### What to do
Set each record down exactly, excluding all images.

### Data provided
****************************************
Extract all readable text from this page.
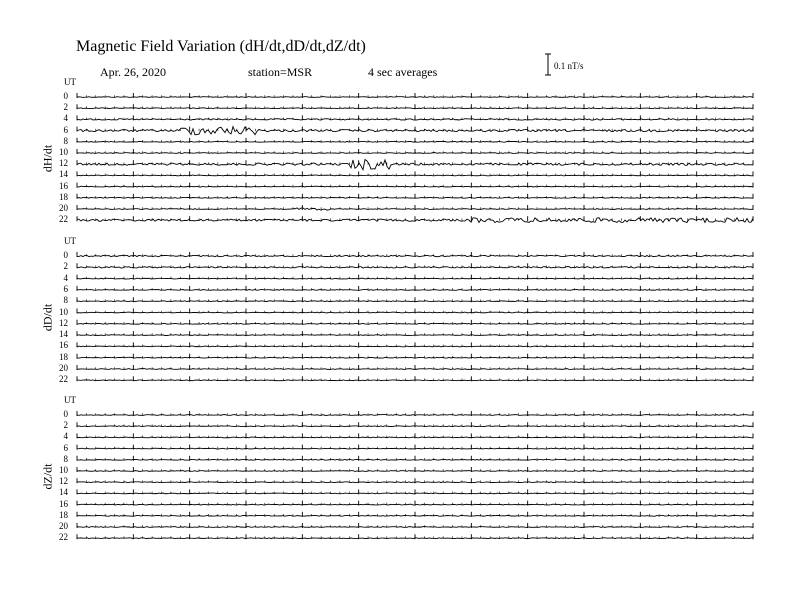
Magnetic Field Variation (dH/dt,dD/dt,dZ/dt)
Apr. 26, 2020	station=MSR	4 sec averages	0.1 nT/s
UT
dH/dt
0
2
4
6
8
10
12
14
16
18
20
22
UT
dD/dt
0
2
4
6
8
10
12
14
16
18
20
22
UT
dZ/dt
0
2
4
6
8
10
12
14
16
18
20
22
****************************************
### Exercise response
Extract all readable text from this page.
Magnetic Field Variation (dH/dt,dD/dt,dZ/dt)
Apr. 26, 2020	station=MSR	4 sec averages	0.1 nT/s
UT
dH/dt
0
2
4
6
8
10
12
14
16
18
20
22
UT
dD/dt
0
2
4
6
8
10
12
14
16
18
20
22
UT
dZ/dt
0
2
4
6
8
10
12
14
16
18
20
22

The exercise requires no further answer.